Requirements> Output the lines of the data exactly as they appear, from the start of the data through the line that contains "svg-text:65: 65 xyxy=(202,427,214,438)", inclusive.

# start of Material provided

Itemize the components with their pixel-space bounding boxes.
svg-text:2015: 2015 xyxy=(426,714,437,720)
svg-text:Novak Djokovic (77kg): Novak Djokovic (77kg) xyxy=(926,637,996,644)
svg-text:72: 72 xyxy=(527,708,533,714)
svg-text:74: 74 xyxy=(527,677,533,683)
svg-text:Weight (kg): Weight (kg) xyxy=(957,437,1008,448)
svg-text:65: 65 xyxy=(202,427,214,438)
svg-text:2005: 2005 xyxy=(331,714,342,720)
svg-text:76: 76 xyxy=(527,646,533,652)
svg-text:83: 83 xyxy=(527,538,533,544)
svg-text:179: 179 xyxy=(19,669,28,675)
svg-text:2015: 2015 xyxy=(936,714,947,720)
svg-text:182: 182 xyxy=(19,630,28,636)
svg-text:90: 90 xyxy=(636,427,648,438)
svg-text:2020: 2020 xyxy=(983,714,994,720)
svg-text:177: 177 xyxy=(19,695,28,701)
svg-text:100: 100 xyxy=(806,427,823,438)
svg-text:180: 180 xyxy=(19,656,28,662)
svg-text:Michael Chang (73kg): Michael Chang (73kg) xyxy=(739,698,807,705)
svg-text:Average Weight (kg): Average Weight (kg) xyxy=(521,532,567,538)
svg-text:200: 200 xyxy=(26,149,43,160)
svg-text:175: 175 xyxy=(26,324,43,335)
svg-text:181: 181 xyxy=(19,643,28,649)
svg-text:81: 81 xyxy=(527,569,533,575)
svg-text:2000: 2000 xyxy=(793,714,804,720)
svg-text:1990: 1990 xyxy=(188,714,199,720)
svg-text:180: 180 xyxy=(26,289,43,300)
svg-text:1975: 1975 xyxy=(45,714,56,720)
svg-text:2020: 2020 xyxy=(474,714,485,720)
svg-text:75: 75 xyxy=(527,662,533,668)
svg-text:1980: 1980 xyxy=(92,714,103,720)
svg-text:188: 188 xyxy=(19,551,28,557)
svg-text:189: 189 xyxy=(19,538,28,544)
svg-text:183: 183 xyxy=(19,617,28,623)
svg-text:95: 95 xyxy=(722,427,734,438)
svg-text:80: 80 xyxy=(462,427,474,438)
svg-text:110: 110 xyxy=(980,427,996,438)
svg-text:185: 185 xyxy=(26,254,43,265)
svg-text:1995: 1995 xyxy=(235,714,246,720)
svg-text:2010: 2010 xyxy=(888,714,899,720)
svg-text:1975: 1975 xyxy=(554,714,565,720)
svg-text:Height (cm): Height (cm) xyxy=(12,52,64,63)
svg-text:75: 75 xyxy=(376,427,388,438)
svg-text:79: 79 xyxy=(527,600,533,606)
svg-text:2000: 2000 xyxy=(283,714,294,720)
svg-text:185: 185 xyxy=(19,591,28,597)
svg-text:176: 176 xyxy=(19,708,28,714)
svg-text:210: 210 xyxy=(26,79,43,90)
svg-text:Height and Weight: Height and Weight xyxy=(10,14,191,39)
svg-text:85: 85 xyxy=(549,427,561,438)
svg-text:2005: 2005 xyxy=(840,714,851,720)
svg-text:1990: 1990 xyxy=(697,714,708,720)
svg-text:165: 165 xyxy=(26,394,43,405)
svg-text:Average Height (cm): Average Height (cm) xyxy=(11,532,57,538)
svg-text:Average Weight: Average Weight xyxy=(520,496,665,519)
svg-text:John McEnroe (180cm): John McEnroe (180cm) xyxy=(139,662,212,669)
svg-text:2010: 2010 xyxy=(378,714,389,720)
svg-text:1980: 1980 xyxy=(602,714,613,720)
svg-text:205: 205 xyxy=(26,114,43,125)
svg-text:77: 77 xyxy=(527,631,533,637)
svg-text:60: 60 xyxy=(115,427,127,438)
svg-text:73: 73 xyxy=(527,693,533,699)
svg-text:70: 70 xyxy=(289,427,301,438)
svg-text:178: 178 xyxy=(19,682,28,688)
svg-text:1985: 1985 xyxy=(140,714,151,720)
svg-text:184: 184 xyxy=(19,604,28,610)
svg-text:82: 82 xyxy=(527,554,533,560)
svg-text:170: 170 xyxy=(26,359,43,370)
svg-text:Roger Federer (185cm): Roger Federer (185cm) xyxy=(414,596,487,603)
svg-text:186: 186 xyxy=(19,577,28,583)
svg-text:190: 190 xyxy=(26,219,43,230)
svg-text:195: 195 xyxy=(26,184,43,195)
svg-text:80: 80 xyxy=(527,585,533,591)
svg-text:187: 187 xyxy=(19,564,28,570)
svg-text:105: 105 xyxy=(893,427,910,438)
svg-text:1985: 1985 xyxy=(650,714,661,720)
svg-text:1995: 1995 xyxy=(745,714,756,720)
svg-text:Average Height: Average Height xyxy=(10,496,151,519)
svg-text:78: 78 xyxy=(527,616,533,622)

# end of Material provided

Answer to this problem>
Itemize the components with their pixel-space bounding boxes.
svg-text:2015: 2015 xyxy=(426,714,437,720)
svg-text:Novak Djokovic (77kg): Novak Djokovic (77kg) xyxy=(926,637,996,644)
svg-text:72: 72 xyxy=(527,708,533,714)
svg-text:74: 74 xyxy=(527,677,533,683)
svg-text:Weight (kg): Weight (kg) xyxy=(957,437,1008,448)
svg-text:65: 65 xyxy=(202,427,214,438)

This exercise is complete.